| WHAT IS EXPECTED |
Reproduce the items word for word, from their first line through the line that contains "watermark-text: 屈庆债券论坛: [493, 388, 584, 406]", including both of those lines.

| LISTED ENTRIES |

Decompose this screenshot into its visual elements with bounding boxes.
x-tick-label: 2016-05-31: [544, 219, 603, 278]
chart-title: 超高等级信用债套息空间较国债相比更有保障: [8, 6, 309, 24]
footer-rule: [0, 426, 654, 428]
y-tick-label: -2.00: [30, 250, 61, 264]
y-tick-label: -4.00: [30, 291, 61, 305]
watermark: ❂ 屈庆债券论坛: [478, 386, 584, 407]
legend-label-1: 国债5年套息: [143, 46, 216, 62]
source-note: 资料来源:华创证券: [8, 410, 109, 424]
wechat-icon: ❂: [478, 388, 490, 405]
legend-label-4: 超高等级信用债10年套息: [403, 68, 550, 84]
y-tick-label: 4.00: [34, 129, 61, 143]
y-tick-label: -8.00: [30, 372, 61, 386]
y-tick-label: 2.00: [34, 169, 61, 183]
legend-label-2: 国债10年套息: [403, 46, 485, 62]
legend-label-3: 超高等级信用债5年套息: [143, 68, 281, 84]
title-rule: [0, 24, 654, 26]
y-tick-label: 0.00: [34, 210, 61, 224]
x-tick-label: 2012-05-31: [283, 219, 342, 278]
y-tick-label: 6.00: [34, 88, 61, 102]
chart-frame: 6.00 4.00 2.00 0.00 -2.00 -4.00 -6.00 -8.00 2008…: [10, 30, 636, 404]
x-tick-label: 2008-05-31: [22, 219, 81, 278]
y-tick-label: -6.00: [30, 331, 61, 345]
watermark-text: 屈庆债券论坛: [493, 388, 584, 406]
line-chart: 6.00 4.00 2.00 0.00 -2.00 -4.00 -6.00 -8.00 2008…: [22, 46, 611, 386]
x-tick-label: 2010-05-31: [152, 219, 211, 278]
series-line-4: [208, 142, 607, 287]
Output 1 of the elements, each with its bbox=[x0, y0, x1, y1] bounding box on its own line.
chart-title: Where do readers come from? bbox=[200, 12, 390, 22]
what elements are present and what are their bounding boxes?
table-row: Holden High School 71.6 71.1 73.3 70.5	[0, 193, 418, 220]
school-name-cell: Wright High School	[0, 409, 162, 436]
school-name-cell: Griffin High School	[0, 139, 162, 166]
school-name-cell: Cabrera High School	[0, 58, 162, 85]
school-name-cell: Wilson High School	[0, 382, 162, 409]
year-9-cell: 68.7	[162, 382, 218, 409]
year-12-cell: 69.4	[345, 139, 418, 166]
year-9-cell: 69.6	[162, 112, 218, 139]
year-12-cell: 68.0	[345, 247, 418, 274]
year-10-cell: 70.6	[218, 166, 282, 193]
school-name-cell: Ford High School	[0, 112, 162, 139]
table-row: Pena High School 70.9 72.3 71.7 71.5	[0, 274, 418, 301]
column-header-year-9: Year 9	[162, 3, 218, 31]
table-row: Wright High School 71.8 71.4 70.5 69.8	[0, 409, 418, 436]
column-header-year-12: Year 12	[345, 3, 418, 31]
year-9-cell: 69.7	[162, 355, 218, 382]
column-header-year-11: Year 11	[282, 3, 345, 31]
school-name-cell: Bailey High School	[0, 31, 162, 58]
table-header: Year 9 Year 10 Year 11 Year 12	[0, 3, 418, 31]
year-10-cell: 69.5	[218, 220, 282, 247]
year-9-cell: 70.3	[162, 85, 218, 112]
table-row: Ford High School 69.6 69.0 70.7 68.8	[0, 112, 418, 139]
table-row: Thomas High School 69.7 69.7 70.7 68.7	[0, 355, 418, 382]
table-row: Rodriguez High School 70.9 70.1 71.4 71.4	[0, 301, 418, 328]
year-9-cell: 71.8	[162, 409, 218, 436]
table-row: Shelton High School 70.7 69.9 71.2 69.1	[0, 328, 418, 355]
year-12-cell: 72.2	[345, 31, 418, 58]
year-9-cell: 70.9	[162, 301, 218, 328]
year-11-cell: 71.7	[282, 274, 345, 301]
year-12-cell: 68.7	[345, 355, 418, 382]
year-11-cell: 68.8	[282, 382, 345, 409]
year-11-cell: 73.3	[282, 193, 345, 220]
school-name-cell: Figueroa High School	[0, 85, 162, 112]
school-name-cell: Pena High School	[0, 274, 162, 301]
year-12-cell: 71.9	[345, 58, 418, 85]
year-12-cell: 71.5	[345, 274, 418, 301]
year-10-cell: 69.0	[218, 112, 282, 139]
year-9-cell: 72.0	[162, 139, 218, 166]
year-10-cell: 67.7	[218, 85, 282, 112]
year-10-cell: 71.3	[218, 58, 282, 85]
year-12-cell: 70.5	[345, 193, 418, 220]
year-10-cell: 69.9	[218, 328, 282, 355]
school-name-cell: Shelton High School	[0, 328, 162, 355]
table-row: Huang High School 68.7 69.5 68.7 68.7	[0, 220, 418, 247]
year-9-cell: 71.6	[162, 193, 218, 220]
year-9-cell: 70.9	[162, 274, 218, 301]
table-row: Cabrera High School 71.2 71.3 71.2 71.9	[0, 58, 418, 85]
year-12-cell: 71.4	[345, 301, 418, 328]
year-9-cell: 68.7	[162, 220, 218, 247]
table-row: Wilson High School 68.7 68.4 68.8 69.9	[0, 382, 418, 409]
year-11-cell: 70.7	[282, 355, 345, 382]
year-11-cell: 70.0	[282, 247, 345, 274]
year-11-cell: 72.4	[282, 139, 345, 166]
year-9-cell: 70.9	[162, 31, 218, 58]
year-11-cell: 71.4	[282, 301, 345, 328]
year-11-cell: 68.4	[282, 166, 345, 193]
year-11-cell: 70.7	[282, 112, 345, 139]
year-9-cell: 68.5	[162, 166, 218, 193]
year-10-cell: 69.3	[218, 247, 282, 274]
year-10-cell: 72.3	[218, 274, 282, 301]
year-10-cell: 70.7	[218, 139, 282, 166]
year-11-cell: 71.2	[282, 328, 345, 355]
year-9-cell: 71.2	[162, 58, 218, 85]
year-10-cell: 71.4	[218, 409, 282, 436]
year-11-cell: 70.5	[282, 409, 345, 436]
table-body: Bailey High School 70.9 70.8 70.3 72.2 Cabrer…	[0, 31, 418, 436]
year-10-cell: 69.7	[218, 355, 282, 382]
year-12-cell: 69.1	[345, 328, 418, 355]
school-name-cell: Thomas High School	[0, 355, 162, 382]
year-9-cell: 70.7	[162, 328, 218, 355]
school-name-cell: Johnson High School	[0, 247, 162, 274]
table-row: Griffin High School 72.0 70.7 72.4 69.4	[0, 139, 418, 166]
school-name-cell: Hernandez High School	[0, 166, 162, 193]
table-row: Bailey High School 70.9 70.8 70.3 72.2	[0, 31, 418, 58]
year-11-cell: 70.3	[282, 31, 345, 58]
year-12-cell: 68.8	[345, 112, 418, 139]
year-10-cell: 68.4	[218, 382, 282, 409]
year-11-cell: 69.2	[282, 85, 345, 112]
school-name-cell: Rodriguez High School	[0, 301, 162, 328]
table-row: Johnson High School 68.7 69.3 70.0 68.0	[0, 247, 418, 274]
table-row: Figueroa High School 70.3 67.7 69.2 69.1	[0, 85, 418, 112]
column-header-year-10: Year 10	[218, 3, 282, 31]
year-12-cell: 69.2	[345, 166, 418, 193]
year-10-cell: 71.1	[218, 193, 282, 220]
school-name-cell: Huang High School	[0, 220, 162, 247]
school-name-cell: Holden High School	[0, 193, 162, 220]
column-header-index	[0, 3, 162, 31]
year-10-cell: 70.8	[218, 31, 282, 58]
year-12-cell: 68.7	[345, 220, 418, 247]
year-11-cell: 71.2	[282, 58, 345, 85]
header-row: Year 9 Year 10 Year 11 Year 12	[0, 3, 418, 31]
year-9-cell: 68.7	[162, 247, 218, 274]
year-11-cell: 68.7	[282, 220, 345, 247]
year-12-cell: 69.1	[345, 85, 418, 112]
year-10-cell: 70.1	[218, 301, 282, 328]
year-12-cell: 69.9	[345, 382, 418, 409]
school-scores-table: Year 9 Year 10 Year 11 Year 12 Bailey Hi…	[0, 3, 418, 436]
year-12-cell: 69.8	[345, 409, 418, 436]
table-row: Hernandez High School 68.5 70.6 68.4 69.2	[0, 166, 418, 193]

| IN RESPONSE |
Decompose this screenshot into its visual elements with bounding boxes.
x-tick-label: 2016-05-31: [544, 219, 603, 278]
chart-title: 超高等级信用债套息空间较国债相比更有保障: [8, 6, 309, 24]
footer-rule: [0, 426, 654, 428]
y-tick-label: -2.00: [30, 250, 61, 264]
y-tick-label: -4.00: [30, 291, 61, 305]
watermark: ❂ 屈庆债券论坛: [478, 386, 584, 407]
legend-label-1: 国债5年套息: [143, 46, 216, 62]
source-note: 资料来源:华创证券: [8, 410, 109, 424]
wechat-icon: ❂: [478, 388, 490, 405]
legend-label-4: 超高等级信用债10年套息: [403, 68, 550, 84]
y-tick-label: 4.00: [34, 129, 61, 143]
y-tick-label: -8.00: [30, 372, 61, 386]
y-tick-label: 2.00: [34, 169, 61, 183]
legend-label-2: 国债10年套息: [403, 46, 485, 62]
legend-label-3: 超高等级信用债5年套息: [143, 68, 281, 84]
title-rule: [0, 24, 654, 26]
y-tick-label: 0.00: [34, 210, 61, 224]
x-tick-label: 2012-05-31: [283, 219, 342, 278]
y-tick-label: 6.00: [34, 88, 61, 102]
chart-frame: 6.00 4.00 2.00 0.00 -2.00 -4.00 -6.00 -8.00 2008…: [10, 30, 636, 404]
x-tick-label: 2008-05-31: [22, 219, 81, 278]
y-tick-label: -6.00: [30, 331, 61, 345]
watermark-text: 屈庆债券论坛: [493, 388, 584, 406]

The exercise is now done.